**Written exercise**.
Your task is to copy each line that has the word "quando".

^^^^

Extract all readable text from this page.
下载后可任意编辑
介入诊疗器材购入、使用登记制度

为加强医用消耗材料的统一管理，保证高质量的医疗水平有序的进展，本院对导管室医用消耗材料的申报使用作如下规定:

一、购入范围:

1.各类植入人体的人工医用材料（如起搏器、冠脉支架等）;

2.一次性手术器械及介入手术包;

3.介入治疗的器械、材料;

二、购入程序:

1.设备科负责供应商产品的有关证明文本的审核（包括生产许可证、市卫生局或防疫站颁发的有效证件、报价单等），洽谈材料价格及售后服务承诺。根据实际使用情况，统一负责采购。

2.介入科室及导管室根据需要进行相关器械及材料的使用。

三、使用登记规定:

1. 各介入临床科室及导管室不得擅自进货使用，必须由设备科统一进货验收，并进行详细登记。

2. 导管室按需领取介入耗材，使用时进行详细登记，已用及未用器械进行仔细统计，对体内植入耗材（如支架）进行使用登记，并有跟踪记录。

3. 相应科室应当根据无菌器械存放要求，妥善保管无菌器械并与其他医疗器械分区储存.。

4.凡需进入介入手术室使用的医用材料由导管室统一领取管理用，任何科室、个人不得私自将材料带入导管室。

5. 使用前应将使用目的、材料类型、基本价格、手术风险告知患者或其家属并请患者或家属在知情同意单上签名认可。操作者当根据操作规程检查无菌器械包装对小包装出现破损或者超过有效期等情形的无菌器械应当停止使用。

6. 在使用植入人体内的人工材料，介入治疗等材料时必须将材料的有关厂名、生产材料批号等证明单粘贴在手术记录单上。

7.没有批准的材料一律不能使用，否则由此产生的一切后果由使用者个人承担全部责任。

^^^^

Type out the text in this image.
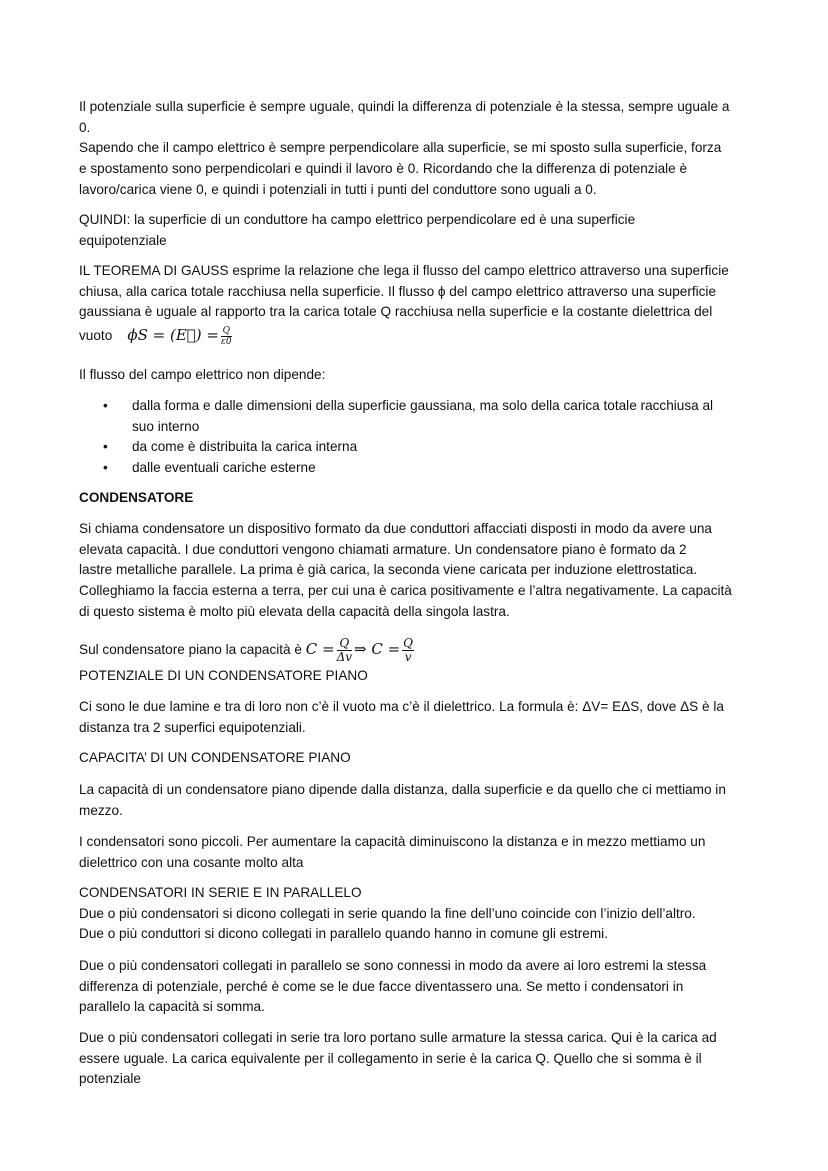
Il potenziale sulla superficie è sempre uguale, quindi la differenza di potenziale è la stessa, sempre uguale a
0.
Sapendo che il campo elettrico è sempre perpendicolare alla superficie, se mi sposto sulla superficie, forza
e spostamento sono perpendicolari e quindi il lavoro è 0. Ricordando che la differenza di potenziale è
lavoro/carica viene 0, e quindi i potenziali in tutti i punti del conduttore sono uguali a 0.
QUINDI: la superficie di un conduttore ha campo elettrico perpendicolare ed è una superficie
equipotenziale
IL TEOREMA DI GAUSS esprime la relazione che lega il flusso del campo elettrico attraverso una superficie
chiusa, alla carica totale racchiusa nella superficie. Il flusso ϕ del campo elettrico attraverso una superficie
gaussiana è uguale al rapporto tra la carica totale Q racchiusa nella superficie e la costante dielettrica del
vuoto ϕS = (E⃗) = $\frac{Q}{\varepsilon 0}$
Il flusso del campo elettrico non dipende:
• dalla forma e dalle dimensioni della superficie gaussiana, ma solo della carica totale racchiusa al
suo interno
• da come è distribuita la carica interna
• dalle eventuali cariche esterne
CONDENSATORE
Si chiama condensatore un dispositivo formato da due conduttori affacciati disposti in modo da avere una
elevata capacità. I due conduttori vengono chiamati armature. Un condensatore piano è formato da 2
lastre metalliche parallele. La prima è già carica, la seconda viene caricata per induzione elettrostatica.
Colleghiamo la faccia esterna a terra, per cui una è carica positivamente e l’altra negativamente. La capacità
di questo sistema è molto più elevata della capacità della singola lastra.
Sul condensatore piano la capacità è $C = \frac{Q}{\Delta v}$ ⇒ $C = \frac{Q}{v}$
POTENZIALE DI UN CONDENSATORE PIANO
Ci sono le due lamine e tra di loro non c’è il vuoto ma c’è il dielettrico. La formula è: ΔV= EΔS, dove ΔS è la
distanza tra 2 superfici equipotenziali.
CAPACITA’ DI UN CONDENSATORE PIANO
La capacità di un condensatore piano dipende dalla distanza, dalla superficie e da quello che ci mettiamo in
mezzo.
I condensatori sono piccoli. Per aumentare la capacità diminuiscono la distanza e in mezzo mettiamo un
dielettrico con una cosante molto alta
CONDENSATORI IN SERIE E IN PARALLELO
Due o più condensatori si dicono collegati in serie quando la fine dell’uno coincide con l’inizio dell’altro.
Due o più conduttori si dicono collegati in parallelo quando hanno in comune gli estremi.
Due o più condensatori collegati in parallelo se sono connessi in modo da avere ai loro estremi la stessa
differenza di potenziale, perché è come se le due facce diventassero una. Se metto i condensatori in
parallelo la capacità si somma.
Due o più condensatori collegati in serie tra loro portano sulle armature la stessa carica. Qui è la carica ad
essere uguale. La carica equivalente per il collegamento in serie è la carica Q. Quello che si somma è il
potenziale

^^^^

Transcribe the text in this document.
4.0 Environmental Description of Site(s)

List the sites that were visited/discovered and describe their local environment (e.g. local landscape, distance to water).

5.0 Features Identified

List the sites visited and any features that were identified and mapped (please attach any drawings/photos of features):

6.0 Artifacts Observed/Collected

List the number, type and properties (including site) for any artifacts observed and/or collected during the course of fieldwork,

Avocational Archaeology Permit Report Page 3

^^^^

**Completed exercise**.
Due o più condensatori si dicono collegati in serie quando la fine dell’uno coincide con l’inizio dell’altro.
Due o più conduttori si dicono collegati in parallelo quando hanno in comune gli estremi.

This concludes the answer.